Tarefa proposta 1: Transcreva o trecho do texto sobre as escolas públicas que começa em "Ano letivo ainda" e vai até "e paredes destruídas.".

Texto apresentado:
● ● ● ● ●

Ano letivo ainda não começou em colégios de norte a sul do país devido a falta de professores e péssima infraestrutura

 

Março deveria ser o segundo mês de aulas nas escolas públicas do país, com alunos, professores, inspetores e auxiliares em plena atividade. Mas, no lugar de turmas estudando para as primeiras provas, o jornal "O Globo" encontrou, em oito estados brasileiros, salas de aula vazias por falta de professores ou problemas de infraestrutura nas escolas.

 

Em estados como Rio, São Paulo, Bahia, Pernambuco, Piauí, Ceará, Alagoas e Amazonas, há alunos sem aula por causa de goteiras, inundações, ratos, cupim, carteiras quebradas e paredes destruídas.

 

O distrito de Jussaral, a 60 quilômetros do município de Cabo de Santo Agostinho, em Pernambuco, tem apenas uma escola municipal para a população de seis mil pessoas. Mas não há alunos em sala de aula.

 

Revoltados com as péssimas condições de ensino, os pais decidiram boicotar a escola. Entre a aprendizagem e a vida dos seus filhos, os responsáveis preferiram ficar com a segunda opção.

 

Exigem educação de qualidade e segurança, mas o que encontraram na escola Marquês de Recife, no início deste ano, não é compatível nem com um nem com outro: as salas estão deterioradas, telhados ruíram, e os cupins avançam pela estrutura. Há infiltrações nos corredores e salas. Metade do muro que cerca a escola desabou, mas a prefeitura ainda não vê risco. Na parte interna, rachaduras são visíveis. Sem espaço, os livros se acumulam pelo chão e até mesmo em sanitários.

 

Dados do Censo da Educação Básica 2007 confirmam que a precariedade está espalhada pelo Brasil. Das 166.240 escolas públicas de educação básica, 71% não têm biblioteca; 77% estão sem quadra de esportes; 13% não contam com água filtrada para os alunos; e 8% sequer têm esgoto.

 

Na última quarta-feira, o pastor José Sabino Segundo, pais e alunos procuraram o Conselho Tutelar e o Ministério Público para denunciar a situação caótica em Cabo de Santo Agostinho.

 

O presidente do Conselho Escolar, Rinaldo Monte da Silva, denuncia a exclusão social e o descaso público impostos à comunidade.

 

Na quinta-feira, alunos e mães voltaram à escola Marquês de Recife para protestar. Com cartazes feitos de cartolina, reclamavam: "Prefeito, isso é uma vergonha".

 

- O pai tem direito de fazer greve. Mas minha postura como educadora é diferente. Fico preocupada quando vejo que tem menino que não sabe ler ainda - diz a professora Maria Auxiliadora da Silva.

 

Paredes que dão choque

 

Em 2008, já em crise, a Marquês de Recife, tinha 783 alunos, segundo o diretor Júlio Farias da Silva Braga. Em 2009, apenas 678 decidiram se matricular.

● ● ● ● ●

Conjunto de dados:

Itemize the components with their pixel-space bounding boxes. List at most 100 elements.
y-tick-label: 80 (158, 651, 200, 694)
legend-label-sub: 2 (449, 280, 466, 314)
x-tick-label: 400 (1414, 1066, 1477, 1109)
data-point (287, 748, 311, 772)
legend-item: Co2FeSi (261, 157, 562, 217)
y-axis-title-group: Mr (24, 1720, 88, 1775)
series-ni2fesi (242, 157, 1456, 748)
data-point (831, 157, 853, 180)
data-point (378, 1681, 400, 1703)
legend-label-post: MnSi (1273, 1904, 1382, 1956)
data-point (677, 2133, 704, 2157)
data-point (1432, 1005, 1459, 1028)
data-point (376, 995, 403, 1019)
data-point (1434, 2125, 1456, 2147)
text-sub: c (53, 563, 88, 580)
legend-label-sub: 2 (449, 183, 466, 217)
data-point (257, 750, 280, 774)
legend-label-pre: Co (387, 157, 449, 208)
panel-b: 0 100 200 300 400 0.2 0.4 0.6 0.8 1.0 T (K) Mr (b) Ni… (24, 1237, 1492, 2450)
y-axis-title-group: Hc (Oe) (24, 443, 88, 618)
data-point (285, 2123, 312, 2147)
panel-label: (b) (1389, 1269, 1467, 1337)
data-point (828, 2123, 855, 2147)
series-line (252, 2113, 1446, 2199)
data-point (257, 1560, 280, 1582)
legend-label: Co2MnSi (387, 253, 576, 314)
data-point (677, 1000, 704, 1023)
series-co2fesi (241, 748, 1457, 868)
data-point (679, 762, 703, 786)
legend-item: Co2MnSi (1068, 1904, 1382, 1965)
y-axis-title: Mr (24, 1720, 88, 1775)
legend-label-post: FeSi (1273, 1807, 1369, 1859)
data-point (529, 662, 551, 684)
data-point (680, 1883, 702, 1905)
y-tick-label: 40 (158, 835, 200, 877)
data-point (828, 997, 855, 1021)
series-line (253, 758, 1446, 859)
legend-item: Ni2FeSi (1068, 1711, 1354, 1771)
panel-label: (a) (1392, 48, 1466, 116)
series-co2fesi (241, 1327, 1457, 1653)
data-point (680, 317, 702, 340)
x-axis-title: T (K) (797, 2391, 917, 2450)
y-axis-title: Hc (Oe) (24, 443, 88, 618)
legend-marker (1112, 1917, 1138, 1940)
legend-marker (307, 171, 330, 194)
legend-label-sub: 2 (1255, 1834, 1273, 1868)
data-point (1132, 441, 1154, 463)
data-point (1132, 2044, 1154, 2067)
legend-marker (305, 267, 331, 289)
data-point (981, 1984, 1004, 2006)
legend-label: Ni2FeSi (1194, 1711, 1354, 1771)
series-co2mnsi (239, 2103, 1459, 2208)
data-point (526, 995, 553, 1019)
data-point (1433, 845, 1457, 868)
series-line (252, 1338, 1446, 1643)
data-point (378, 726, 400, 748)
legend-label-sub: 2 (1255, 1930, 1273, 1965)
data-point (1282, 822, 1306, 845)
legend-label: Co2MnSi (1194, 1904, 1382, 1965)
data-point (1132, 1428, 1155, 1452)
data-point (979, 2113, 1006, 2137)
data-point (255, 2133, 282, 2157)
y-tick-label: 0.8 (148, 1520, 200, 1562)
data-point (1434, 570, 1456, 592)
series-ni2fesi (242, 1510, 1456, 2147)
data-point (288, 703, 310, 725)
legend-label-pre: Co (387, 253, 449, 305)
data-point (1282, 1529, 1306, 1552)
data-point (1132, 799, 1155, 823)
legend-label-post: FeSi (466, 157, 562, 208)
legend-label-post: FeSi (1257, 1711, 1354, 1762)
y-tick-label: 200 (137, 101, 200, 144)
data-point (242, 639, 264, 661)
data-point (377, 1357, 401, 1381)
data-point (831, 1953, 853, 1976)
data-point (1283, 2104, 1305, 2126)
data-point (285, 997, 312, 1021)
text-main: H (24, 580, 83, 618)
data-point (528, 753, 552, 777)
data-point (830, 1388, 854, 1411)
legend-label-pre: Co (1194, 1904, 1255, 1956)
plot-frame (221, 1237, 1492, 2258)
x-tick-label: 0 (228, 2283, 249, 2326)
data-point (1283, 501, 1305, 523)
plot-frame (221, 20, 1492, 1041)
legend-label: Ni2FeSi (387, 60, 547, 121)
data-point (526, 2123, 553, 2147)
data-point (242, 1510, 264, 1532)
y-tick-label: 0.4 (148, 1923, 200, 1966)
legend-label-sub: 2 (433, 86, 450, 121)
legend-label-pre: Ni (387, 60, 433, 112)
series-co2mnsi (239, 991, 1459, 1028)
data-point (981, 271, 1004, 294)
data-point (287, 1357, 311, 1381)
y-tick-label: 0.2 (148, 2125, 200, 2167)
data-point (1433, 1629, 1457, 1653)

● ● ● ● ●

Tarefa proposta 2: Localize nos registros todas as linhas que contêm a palavra "plot" e copie cada uma delas.

Resposta escrita 1:
Ano letivo ainda não começou em colégios de norte a sul do país devido a falta de professores e péssima infraestrutura

 

Março deveria ser o segundo mês de aulas nas escolas públicas do país, com alunos, professores, inspetores e auxiliares em plena atividade. Mas, no lugar de turmas estudando para as primeiras provas, o jornal "O Globo" encontrou, em oito estados brasileiros, salas de aula vazias por falta de professores ou problemas de infraestrutura nas escolas.

 

Em estados como Rio, São Paulo, Bahia, Pernambuco, Piauí, Ceará, Alagoas e Amazonas, há alunos sem aula por causa de goteiras, inundações, ratos, cupim, carteiras quebradas e paredes destruídas.

Resposta escrita 2:
plot-frame (221, 1237, 1492, 2258)
plot-frame (221, 20, 1492, 1041)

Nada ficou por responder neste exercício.